_Requirements_:
- 1) Using the passage on China's retail sales, decide whether each statement agrees with it, and support each yes or no with the deciding words from the passage: (a) The growth rate of online retail sales of physical goods is projected to increase by 11.8%. (b) The data in the diagram was analysed by the National Bureau of Statistics of China. (c) Online retail sales are expected to reach 28.4% of overall retail sales.
- 2) According to the passage on China's retail sales, what year-on-year growth rate is given for China's total retail sales of social commodities in 2023?
- 3) Repeat word for word the portion of the passage on China's retail sales between "The data presented" and "accelerate their expansion.", inclusive.

** START OF Supplied passage **

According to the National Bureau of Statistics of China, China's total retail sales of social commodities will experience a year-on-year growth rate of 6.5-7.5% in 2023 as the economy continues to recover. Additionally, the growth rate of online retail sales of physical goods is projected to increase by 11.8%, and the proportion of online retail sales, in relation to overall retail sales, is expected to reach 28.4%.
The data presented in this diagram was derived from the National Bureau of Statistics of China and analysed by the Macro Economy Research team of China Merchants Securities.
As logistics operations return to normal and demand for online shopping increases, online retail growth is expected to continue. As a result, retailers in China are likely to accelerate their expansion.

** END OF Supplied passage **
** START OF Data excerpts **

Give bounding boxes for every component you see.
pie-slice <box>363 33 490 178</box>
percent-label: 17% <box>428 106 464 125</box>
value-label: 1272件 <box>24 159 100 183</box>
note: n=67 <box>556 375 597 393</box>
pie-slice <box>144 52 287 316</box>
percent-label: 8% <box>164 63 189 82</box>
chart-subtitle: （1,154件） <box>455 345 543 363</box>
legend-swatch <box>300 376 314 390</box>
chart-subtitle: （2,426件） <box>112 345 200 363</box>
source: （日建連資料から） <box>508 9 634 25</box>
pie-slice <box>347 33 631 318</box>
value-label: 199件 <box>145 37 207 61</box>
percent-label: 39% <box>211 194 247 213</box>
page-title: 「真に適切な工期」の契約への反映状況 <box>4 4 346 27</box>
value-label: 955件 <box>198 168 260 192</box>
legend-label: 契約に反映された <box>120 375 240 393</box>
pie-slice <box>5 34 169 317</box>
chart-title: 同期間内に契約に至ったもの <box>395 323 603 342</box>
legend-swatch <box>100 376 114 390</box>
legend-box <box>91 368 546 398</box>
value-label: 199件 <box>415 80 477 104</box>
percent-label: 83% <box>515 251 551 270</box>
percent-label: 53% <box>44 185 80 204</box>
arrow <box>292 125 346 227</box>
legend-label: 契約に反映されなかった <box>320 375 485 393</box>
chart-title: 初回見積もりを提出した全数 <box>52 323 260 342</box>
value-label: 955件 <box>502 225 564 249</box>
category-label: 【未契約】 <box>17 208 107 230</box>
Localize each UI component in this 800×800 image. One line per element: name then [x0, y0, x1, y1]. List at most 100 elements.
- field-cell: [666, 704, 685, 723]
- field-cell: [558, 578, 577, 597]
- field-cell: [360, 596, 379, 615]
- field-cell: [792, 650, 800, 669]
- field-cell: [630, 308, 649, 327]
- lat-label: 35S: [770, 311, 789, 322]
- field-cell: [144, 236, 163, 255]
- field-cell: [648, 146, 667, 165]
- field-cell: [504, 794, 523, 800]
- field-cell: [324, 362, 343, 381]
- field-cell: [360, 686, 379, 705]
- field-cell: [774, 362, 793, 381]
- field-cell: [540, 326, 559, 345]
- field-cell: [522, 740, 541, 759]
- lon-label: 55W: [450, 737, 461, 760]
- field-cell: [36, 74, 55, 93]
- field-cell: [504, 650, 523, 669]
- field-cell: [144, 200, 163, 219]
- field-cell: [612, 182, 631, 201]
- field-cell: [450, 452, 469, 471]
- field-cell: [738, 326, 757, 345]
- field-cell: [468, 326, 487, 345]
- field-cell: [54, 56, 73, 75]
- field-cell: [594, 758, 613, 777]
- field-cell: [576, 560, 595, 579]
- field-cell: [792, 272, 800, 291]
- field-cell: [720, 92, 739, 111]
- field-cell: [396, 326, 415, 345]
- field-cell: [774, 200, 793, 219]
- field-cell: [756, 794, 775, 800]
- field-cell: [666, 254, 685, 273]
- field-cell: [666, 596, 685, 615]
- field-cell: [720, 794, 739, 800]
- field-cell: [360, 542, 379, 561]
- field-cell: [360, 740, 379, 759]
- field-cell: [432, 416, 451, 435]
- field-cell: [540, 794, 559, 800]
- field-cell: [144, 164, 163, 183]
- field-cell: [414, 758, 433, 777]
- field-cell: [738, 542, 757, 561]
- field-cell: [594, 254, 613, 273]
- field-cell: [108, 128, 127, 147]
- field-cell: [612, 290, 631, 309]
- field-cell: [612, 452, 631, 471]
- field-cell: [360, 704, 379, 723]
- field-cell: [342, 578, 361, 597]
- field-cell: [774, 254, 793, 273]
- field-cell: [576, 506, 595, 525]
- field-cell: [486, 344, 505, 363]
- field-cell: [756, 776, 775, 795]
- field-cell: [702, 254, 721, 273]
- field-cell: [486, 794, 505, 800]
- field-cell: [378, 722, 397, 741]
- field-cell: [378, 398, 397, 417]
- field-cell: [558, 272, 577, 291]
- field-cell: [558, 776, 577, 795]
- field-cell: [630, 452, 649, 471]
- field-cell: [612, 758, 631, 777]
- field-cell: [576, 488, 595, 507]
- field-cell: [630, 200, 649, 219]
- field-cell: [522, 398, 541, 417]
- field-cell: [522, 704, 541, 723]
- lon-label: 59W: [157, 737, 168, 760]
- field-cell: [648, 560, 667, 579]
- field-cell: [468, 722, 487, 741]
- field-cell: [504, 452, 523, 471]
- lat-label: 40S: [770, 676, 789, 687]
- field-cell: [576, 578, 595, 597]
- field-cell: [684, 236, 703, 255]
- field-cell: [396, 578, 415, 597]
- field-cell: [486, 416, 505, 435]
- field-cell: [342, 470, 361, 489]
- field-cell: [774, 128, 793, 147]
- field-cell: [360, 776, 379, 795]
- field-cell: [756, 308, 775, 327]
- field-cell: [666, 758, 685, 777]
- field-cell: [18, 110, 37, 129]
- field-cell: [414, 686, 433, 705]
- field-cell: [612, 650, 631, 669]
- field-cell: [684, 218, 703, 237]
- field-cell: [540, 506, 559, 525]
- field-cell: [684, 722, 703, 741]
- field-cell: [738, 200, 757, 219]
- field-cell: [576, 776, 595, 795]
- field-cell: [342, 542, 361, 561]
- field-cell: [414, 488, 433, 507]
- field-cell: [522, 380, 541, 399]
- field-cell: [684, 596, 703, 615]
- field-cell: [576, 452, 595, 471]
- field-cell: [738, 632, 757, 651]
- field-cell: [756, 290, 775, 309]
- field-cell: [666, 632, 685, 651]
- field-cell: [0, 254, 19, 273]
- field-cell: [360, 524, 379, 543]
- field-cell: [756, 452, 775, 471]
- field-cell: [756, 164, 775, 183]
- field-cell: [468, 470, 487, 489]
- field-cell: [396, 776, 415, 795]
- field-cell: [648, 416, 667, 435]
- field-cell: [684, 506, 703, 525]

** END OF Data excerpts **

_Per-task answers_:
- 1)
(a) Yes: "the growth rate of online retail sales of physical goods is projected to increase by 11.8%"
(b) No: "analysed by the Macro Economy Research team of China Merchants Securities"
(c) Yes: "the proportion of online retail sales, in relation to overall retail sales, is expected to reach 28.4%"

- 2) 6.5-7.5%

- 3)
The data presented in this diagram was derived from the National Bureau of Statistics of China and analysed by the Macro Economy Research team of China Merchants Securities.
As logistics operations return to normal and demand for online shopping increases, online retail growth is expected to continue. As a result, retailers in China are likely to accelerate their expansion.